Your task is to restate the data word for word.
— Begin RECORDS FOR THE TASK —
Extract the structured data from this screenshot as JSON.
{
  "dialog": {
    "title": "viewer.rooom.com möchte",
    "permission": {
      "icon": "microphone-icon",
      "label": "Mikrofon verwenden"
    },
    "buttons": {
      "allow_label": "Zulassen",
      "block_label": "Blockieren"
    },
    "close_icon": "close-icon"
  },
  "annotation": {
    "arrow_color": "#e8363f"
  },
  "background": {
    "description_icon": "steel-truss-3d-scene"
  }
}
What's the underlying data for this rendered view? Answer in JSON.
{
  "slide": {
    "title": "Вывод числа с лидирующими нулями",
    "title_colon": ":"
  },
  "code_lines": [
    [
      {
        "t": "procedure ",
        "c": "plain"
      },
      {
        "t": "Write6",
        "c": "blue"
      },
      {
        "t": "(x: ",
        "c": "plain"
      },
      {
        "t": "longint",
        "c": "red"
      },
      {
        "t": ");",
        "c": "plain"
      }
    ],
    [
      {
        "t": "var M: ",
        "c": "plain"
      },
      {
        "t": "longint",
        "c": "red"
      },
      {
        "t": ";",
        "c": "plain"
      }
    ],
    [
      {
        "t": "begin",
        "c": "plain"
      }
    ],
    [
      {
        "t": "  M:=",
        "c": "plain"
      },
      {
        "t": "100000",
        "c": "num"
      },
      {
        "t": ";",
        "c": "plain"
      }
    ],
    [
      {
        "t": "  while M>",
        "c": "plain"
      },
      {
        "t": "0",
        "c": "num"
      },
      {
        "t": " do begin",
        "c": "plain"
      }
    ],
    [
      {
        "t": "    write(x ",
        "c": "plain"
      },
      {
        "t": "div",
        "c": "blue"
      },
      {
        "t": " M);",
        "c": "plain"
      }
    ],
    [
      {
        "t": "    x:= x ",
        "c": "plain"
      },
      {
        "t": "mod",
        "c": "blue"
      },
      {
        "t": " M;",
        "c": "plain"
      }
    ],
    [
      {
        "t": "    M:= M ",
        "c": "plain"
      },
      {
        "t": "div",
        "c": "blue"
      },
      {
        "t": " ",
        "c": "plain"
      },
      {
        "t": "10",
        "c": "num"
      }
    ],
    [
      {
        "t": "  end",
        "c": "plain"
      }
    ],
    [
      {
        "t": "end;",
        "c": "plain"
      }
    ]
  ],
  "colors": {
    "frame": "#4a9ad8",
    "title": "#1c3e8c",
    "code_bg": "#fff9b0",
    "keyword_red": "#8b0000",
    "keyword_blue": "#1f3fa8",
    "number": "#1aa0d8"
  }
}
— End RECORDS FOR THE TASK —
COMPLETED TASK ▸
Extract the structured data from this screenshot as JSON.
{
  "dialog": {
    "title": "viewer.rooom.com möchte",
    "permission": {
      "icon": "microphone-icon",
      "label": "Mikrofon verwenden"
    },
    "buttons": {
      "allow_label": "Zulassen",
      "block_label": "Blockieren"
    },
    "close_icon": "close-icon"
  },
  "annotation": {
    "arrow_color": "#e8363f"
  },
  "background": {
    "description_icon": "steel-truss-3d-scene"
  }
}
What's the underlying data for this rendered view? Answer in JSON.
{
  "slide": {
    "title": "Вывод числа с лидирующими нулями",
    "title_colon": ":"
  },
  "code_lines": [
    [
      {
        "t": "procedure ",
        "c": "plain"
      },
      {
        "t": "Write6",
        "c": "blue"
      },
      {
        "t": "(x: ",
        "c": "plain"
      },
      {
        "t": "longint",
        "c": "red"
      },
      {
        "t": ");",
        "c": "plain"
      }
    ],
    [
      {
        "t": "var M: ",
        "c": "plain"
      },
      {
        "t": "longint",
        "c": "red"
      },
      {
        "t": ";",
        "c": "plain"
      }
    ],
    [
      {
        "t": "begin",
        "c": "plain"
      }
    ],
    [
      {
        "t": "  M:=",
        "c": "plain"
      },
      {
        "t": "100000",
        "c": "num"
      },
      {
        "t": ";",
        "c": "plain"
      }
    ],
    [
      {
        "t": "  while M>",
        "c": "plain"
      },
      {
        "t": "0",
        "c": "num"
      },
      {
        "t": " do begin",
        "c": "plain"
      }
    ],
    [
      {
        "t": "    write(x ",
        "c": "plain"
      },
      {
        "t": "div",
        "c": "blue"
      },
      {
        "t": " M);",
        "c": "plain"
      }
    ],
    [
      {
        "t": "    x:= x ",
        "c": "plain"
      },
      {
        "t": "mod",
        "c": "blue"
      },
      {
        "t": " M;",
        "c": "plain"
      }
    ],
    [
      {
        "t": "    M:= M ",
        "c": "plain"
      },
      {
        "t": "div",
        "c": "blue"
      },
      {
        "t": " ",
        "c": "plain"
      },
      {
        "t": "10",
        "c": "num"
      }
    ],
    [
      {
        "t": "  end",
        "c": "plain"
      }
    ],
    [
      {
        "t": "end;",
        "c": "plain"
      }
    ]
  ],
  "colors": {
    "frame": "#4a9ad8",
    "title": "#1c3e8c",
    "code_bg": "#fff9b0",
    "keyword_red": "#8b0000",
    "keyword_blue": "#1f3fa8",
    "number": "#1aa0d8"
  }
}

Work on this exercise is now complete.